### Supplied data
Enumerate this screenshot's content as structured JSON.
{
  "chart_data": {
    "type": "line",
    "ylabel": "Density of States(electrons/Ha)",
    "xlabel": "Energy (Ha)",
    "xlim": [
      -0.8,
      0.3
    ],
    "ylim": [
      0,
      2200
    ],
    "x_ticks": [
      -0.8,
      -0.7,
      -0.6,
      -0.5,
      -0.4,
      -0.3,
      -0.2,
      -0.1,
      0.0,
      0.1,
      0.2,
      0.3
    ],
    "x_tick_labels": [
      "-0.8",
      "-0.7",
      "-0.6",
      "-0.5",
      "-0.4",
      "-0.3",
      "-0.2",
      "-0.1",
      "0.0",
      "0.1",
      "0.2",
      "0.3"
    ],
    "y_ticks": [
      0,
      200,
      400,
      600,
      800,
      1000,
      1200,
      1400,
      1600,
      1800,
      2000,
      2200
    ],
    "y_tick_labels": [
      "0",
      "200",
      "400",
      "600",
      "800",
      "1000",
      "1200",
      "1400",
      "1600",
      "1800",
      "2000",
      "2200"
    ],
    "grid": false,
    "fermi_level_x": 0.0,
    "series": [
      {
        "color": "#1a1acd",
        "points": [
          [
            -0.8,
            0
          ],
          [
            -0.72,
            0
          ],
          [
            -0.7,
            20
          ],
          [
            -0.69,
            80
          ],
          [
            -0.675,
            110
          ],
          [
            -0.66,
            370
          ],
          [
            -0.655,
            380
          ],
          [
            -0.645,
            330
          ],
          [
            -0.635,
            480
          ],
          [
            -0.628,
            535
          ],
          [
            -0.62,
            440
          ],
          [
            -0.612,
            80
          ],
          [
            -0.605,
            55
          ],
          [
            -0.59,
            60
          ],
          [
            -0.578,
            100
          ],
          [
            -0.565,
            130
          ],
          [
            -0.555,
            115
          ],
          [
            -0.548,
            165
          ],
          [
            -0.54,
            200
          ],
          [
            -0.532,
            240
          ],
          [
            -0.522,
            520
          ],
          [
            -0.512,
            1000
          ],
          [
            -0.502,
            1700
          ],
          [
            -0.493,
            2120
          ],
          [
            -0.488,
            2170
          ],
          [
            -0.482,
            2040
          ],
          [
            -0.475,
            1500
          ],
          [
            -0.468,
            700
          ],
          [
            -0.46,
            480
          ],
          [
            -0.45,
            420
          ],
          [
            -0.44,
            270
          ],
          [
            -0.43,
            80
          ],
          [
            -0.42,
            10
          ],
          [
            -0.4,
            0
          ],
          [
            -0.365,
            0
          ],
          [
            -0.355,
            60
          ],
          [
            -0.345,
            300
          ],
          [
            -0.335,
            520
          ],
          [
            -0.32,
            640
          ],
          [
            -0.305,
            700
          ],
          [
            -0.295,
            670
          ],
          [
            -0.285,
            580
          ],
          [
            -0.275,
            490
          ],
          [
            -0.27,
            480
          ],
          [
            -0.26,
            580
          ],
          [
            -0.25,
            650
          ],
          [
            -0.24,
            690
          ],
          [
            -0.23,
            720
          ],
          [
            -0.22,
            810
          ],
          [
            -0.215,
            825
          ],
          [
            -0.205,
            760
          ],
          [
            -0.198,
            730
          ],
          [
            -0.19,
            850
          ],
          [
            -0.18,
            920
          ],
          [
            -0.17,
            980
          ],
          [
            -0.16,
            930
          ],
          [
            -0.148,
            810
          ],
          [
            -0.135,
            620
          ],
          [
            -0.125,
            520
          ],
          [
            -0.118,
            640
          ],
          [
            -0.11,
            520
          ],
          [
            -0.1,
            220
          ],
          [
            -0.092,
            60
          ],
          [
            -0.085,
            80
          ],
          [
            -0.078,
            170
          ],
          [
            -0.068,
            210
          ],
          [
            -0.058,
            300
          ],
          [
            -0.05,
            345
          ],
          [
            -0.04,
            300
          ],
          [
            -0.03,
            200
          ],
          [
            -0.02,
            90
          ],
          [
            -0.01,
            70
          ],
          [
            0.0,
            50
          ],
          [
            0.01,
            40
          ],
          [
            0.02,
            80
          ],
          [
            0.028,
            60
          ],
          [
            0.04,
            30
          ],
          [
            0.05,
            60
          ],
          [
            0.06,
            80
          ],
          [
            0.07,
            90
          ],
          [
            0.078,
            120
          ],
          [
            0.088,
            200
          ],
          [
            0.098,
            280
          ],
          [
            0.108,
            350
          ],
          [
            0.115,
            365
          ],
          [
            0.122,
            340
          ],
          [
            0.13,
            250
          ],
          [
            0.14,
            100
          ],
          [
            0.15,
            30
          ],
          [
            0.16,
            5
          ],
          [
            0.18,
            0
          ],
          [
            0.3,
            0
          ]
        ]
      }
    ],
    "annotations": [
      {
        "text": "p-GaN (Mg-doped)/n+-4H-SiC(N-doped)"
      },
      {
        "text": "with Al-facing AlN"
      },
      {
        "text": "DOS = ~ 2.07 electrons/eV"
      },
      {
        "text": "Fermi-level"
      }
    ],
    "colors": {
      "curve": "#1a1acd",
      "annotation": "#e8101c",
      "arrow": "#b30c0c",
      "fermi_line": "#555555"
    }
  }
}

### Problem requirements
Go through the records and print each one exactly.

### Written answer
Enumerate this screenshot's content as structured JSON.
{
  "chart_data": {
    "type": "line",
    "ylabel": "Density of States(electrons/Ha)",
    "xlabel": "Energy (Ha)",
    "xlim": [
      -0.8,
      0.3
    ],
    "ylim": [
      0,
      2200
    ],
    "x_ticks": [
      -0.8,
      -0.7,
      -0.6,
      -0.5,
      -0.4,
      -0.3,
      -0.2,
      -0.1,
      0.0,
      0.1,
      0.2,
      0.3
    ],
    "x_tick_labels": [
      "-0.8",
      "-0.7",
      "-0.6",
      "-0.5",
      "-0.4",
      "-0.3",
      "-0.2",
      "-0.1",
      "0.0",
      "0.1",
      "0.2",
      "0.3"
    ],
    "y_ticks": [
      0,
      200,
      400,
      600,
      800,
      1000,
      1200,
      1400,
      1600,
      1800,
      2000,
      2200
    ],
    "y_tick_labels": [
      "0",
      "200",
      "400",
      "600",
      "800",
      "1000",
      "1200",
      "1400",
      "1600",
      "1800",
      "2000",
      "2200"
    ],
    "grid": false,
    "fermi_level_x": 0.0,
    "series": [
      {
        "color": "#1a1acd",
        "points": [
          [
            -0.8,
            0
          ],
          [
            -0.72,
            0
          ],
          [
            -0.7,
            20
          ],
          [
            -0.69,
            80
          ],
          [
            -0.675,
            110
          ],
          [
            -0.66,
            370
          ],
          [
            -0.655,
            380
          ],
          [
            -0.645,
            330
          ],
          [
            -0.635,
            480
          ],
          [
            -0.628,
            535
          ],
          [
            -0.62,
            440
          ],
          [
            -0.612,
            80
          ],
          [
            -0.605,
            55
          ],
          [
            -0.59,
            60
          ],
          [
            -0.578,
            100
          ],
          [
            -0.565,
            130
          ],
          [
            -0.555,
            115
          ],
          [
            -0.548,
            165
          ],
          [
            -0.54,
            200
          ],
          [
            -0.532,
            240
          ],
          [
            -0.522,
            520
          ],
          [
            -0.512,
            1000
          ],
          [
            -0.502,
            1700
          ],
          [
            -0.493,
            2120
          ],
          [
            -0.488,
            2170
          ],
          [
            -0.482,
            2040
          ],
          [
            -0.475,
            1500
          ],
          [
            -0.468,
            700
          ],
          [
            -0.46,
            480
          ],
          [
            -0.45,
            420
          ],
          [
            -0.44,
            270
          ],
          [
            -0.43,
            80
          ],
          [
            -0.42,
            10
          ],
          [
            -0.4,
            0
          ],
          [
            -0.365,
            0
          ],
          [
            -0.355,
            60
          ],
          [
            -0.345,
            300
          ],
          [
            -0.335,
            520
          ],
          [
            -0.32,
            640
          ],
          [
            -0.305,
            700
          ],
          [
            -0.295,
            670
          ],
          [
            -0.285,
            580
          ],
          [
            -0.275,
            490
          ],
          [
            -0.27,
            480
          ],
          [
            -0.26,
            580
          ],
          [
            -0.25,
            650
          ],
          [
            -0.24,
            690
          ],
          [
            -0.23,
            720
          ],
          [
            -0.22,
            810
          ],
          [
            -0.215,
            825
          ],
          [
            -0.205,
            760
          ],
          [
            -0.198,
            730
          ],
          [
            -0.19,
            850
          ],
          [
            -0.18,
            920
          ],
          [
            -0.17,
            980
          ],
          [
            -0.16,
            930
          ],
          [
            -0.148,
            810
          ],
          [
            -0.135,
            620
          ],
          [
            -0.125,
            520
          ],
          [
            -0.118,
            640
          ],
          [
            -0.11,
            520
          ],
          [
            -0.1,
            220
          ],
          [
            -0.092,
            60
          ],
          [
            -0.085,
            80
          ],
          [
            -0.078,
            170
          ],
          [
            -0.068,
            210
          ],
          [
            -0.058,
            300
          ],
          [
            -0.05,
            345
          ],
          [
            -0.04,
            300
          ],
          [
            -0.03,
            200
          ],
          [
            -0.02,
            90
          ],
          [
            -0.01,
            70
          ],
          [
            0.0,
            50
          ],
          [
            0.01,
            40
          ],
          [
            0.02,
            80
          ],
          [
            0.028,
            60
          ],
          [
            0.04,
            30
          ],
          [
            0.05,
            60
          ],
          [
            0.06,
            80
          ],
          [
            0.07,
            90
          ],
          [
            0.078,
            120
          ],
          [
            0.088,
            200
          ],
          [
            0.098,
            280
          ],
          [
            0.108,
            350
          ],
          [
            0.115,
            365
          ],
          [
            0.122,
            340
          ],
          [
            0.13,
            250
          ],
          [
            0.14,
            100
          ],
          [
            0.15,
            30
          ],
          [
            0.16,
            5
          ],
          [
            0.18,
            0
          ],
          [
            0.3,
            0
          ]
        ]
      }
    ],
    "annotations": [
      {
        "text": "p-GaN (Mg-doped)/n+-4H-SiC(N-doped)"
      },
      {
        "text": "with Al-facing AlN"
      },
      {
        "text": "DOS = ~ 2.07 electrons/eV"
      },
      {
        "text": "Fermi-level"
      }
    ],
    "colors": {
      "curve": "#1a1acd",
      "annotation": "#e8101c",
      "arrow": "#b30c0c",
      "fermi_line": "#555555"
    }
  }
}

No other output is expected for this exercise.